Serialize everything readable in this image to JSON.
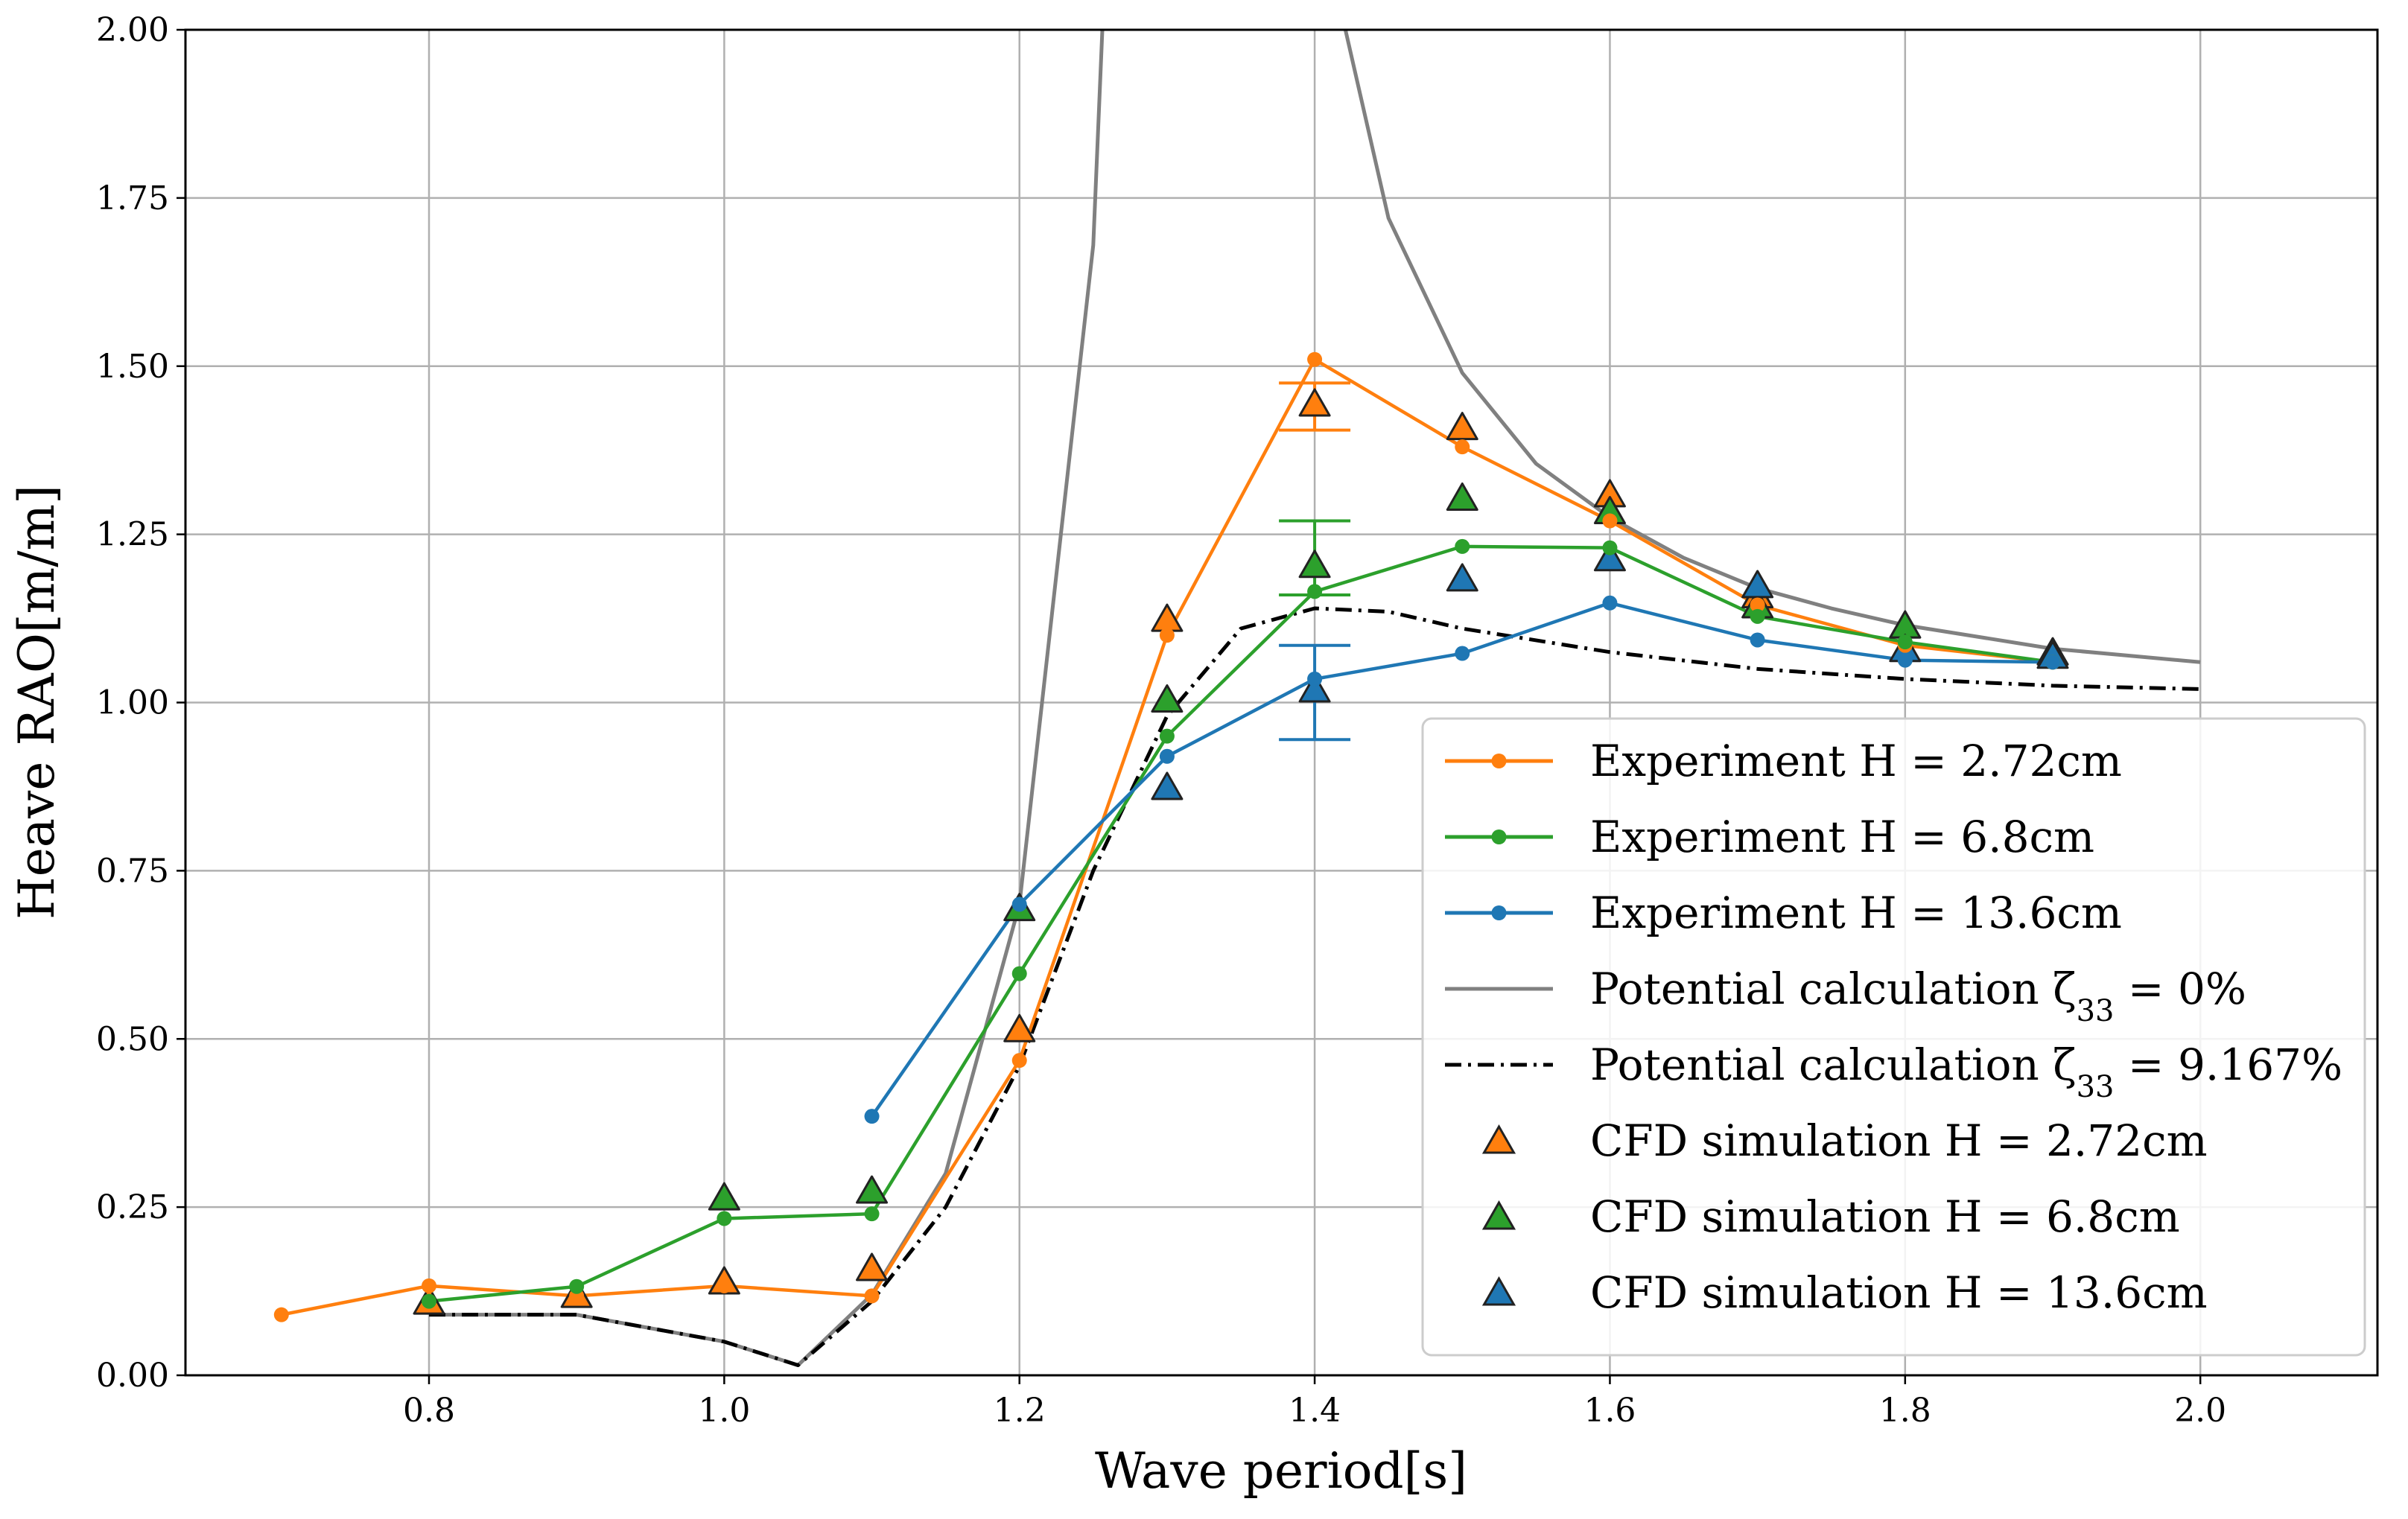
{
  "chart_data": {
    "type": "line",
    "title": "",
    "xlabel": "Wave period[s]",
    "ylabel": "Heave RAO[m/m]",
    "xlim": [
      0.635,
      2.12
    ],
    "ylim": [
      0.0,
      2.0
    ],
    "grid": true,
    "legend_position": "lower-right",
    "x_ticks": [
      0.8,
      1.0,
      1.2,
      1.4,
      1.6,
      1.8,
      2.0
    ],
    "x_tick_labels": [
      "0.8",
      "1.0",
      "1.2",
      "1.4",
      "1.6",
      "1.8",
      "2.0"
    ],
    "y_ticks": [
      0.0,
      0.25,
      0.5,
      0.75,
      1.0,
      1.25,
      1.5,
      1.75,
      2.0
    ],
    "y_tick_labels": [
      "0.00",
      "0.25",
      "0.50",
      "0.75",
      "1.00",
      "1.25",
      "1.50",
      "1.75",
      "2.00"
    ],
    "series": [
      {
        "name": "Experiment H = 2.72cm",
        "kind": "line-marker",
        "color": "#ff7f0e",
        "x": [
          0.7,
          0.8,
          0.9,
          1.0,
          1.1,
          1.2,
          1.3,
          1.4,
          1.5,
          1.6,
          1.7,
          1.8,
          1.9
        ],
        "y": [
          0.09,
          0.133,
          0.118,
          0.133,
          0.118,
          0.468,
          1.1,
          1.51,
          1.38,
          1.27,
          1.145,
          1.085,
          1.06
        ]
      },
      {
        "name": "Experiment H = 6.8cm",
        "kind": "line-marker",
        "color": "#2ca02c",
        "x": [
          0.8,
          0.9,
          1.0,
          1.1,
          1.2,
          1.3,
          1.4,
          1.5,
          1.6,
          1.7,
          1.8,
          1.9
        ],
        "y": [
          0.11,
          0.132,
          0.233,
          0.24,
          0.597,
          0.95,
          1.165,
          1.232,
          1.23,
          1.128,
          1.09,
          1.06
        ]
      },
      {
        "name": "Experiment H = 13.6cm",
        "kind": "line-marker",
        "color": "#1f77b4",
        "x": [
          1.1,
          1.2,
          1.3,
          1.4,
          1.5,
          1.6,
          1.7,
          1.8,
          1.9
        ],
        "y": [
          0.385,
          0.7,
          0.92,
          1.035,
          1.073,
          1.148,
          1.093,
          1.063,
          1.06
        ]
      },
      {
        "name": "Potential calculation ζ33 = 0%",
        "kind": "line",
        "color": "#808080",
        "dash": "",
        "x": [
          0.8,
          0.9,
          1.0,
          1.05,
          1.1,
          1.15,
          1.2,
          1.25,
          1.26,
          1.4,
          1.45,
          1.5,
          1.55,
          1.6,
          1.65,
          1.7,
          1.75,
          1.8,
          1.9,
          2.0
        ],
        "y": [
          0.09,
          0.09,
          0.05,
          0.015,
          0.12,
          0.3,
          0.7,
          1.68,
          2.2,
          2.2,
          1.72,
          1.49,
          1.355,
          1.275,
          1.215,
          1.17,
          1.14,
          1.115,
          1.08,
          1.06
        ]
      },
      {
        "name": "Potential calculation ζ33 = 9.167%",
        "kind": "line",
        "color": "#000000",
        "dash": "dashdot",
        "x": [
          0.8,
          0.9,
          1.0,
          1.05,
          1.1,
          1.15,
          1.2,
          1.25,
          1.3,
          1.35,
          1.4,
          1.45,
          1.5,
          1.6,
          1.7,
          1.8,
          1.9,
          2.0
        ],
        "y": [
          0.09,
          0.09,
          0.05,
          0.015,
          0.11,
          0.25,
          0.46,
          0.75,
          0.98,
          1.11,
          1.14,
          1.135,
          1.11,
          1.075,
          1.05,
          1.035,
          1.025,
          1.02
        ]
      },
      {
        "name": "CFD simulation H = 2.72cm",
        "kind": "triangle",
        "color": "#ff7f0e",
        "x": [
          0.8,
          0.9,
          1.0,
          1.1,
          1.2,
          1.3,
          1.4,
          1.5,
          1.6,
          1.7,
          1.8,
          1.9
        ],
        "y": [
          0.105,
          0.115,
          0.135,
          0.155,
          0.51,
          1.12,
          1.44,
          1.405,
          1.305,
          1.155,
          1.11,
          1.07
        ]
      },
      {
        "name": "CFD simulation H = 6.8cm",
        "kind": "triangle",
        "color": "#2ca02c",
        "x": [
          1.0,
          1.1,
          1.2,
          1.3,
          1.4,
          1.5,
          1.6,
          1.7,
          1.8,
          1.9
        ],
        "y": [
          0.26,
          0.27,
          0.69,
          1.0,
          1.2,
          1.3,
          1.28,
          1.14,
          1.11,
          1.07
        ]
      },
      {
        "name": "CFD simulation H = 13.6cm",
        "kind": "triangle",
        "color": "#1f77b4",
        "x": [
          1.3,
          1.4,
          1.5,
          1.6,
          1.7,
          1.8,
          1.9
        ],
        "y": [
          0.87,
          1.015,
          1.18,
          1.21,
          1.17,
          1.075,
          1.065
        ]
      }
    ],
    "error_bars": [
      {
        "color": "#ff7f0e",
        "x": 1.4,
        "y_low": 1.405,
        "y_high": 1.475
      },
      {
        "color": "#2ca02c",
        "x": 1.4,
        "y_low": 1.16,
        "y_high": 1.27
      },
      {
        "color": "#1f77b4",
        "x": 1.4,
        "y_low": 0.945,
        "y_high": 1.085
      }
    ],
    "legend": [
      {
        "label": "Experiment H = 2.72cm",
        "text": "Experiment H = 2.72cm"
      },
      {
        "label": "Experiment H = 6.8cm",
        "text": "Experiment H = 6.8cm"
      },
      {
        "label": "Experiment H = 13.6cm",
        "text": "Experiment H = 13.6cm"
      },
      {
        "label": "Potential calculation ζ33 = 0%",
        "text": "Potential calculation ζ",
        "sub": "33",
        "tail": " = 0%"
      },
      {
        "label": "Potential calculation ζ33 = 9.167%",
        "text": "Potential calculation ζ",
        "sub": "33",
        "tail": " = 9.167%"
      },
      {
        "label": "CFD simulation H = 2.72cm",
        "text": "CFD simulation H = 2.72cm"
      },
      {
        "label": "CFD simulation H = 6.8cm",
        "text": "CFD simulation H = 6.8cm"
      },
      {
        "label": "CFD simulation H = 13.6cm",
        "text": "CFD simulation H = 13.6cm"
      }
    ]
  }
}
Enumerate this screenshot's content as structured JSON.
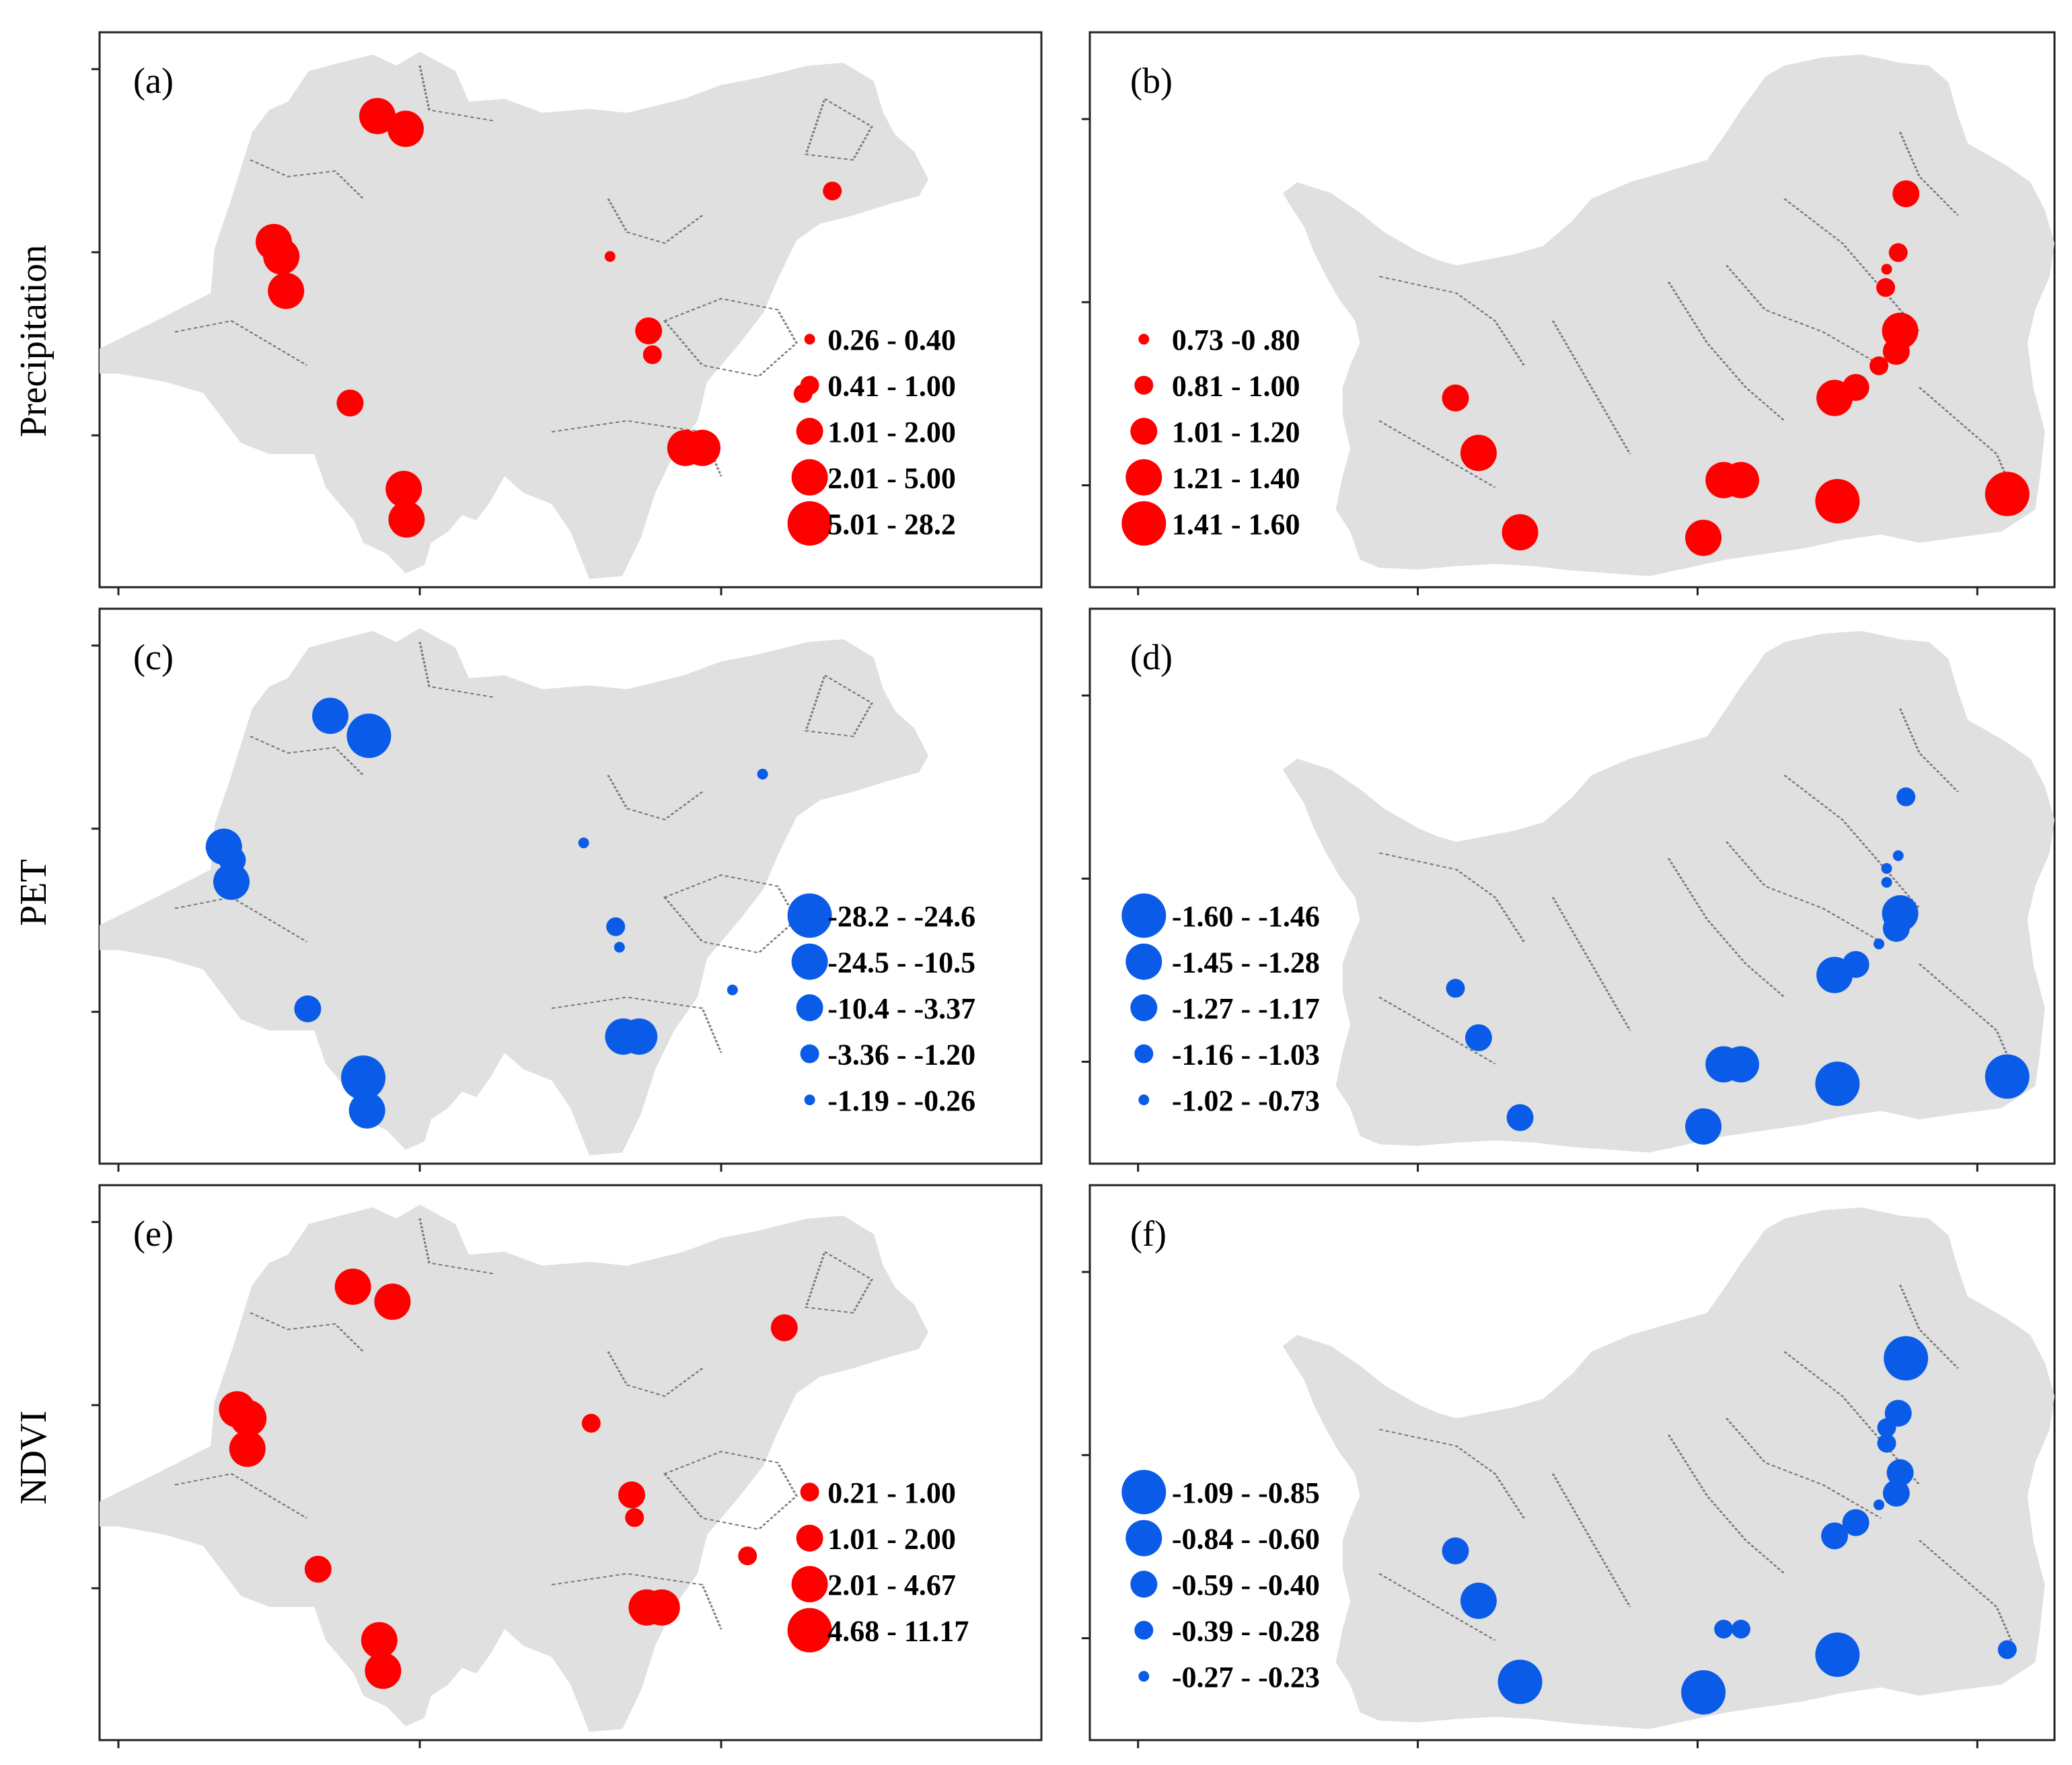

------------

◆ **What to do**
Which lines above contain "simulation"? Show each of them.

◆ **Answer in full**
        "name": "CFD simulation H = 2.72cm",
        "name": "CFD simulation H = 6.8cm",
        "name": "CFD simulation H = 13.6cm",
        "label": "CFD simulation H = 2.72cm",
        "text": "CFD simulation H = 2.72cm"
        "label": "CFD simulation H = 6.8cm",
        "text": "CFD simulation H = 6.8cm"
        "label": "CFD simulation H = 13.6cm",
        "text": "CFD simulation H = 13.6cm"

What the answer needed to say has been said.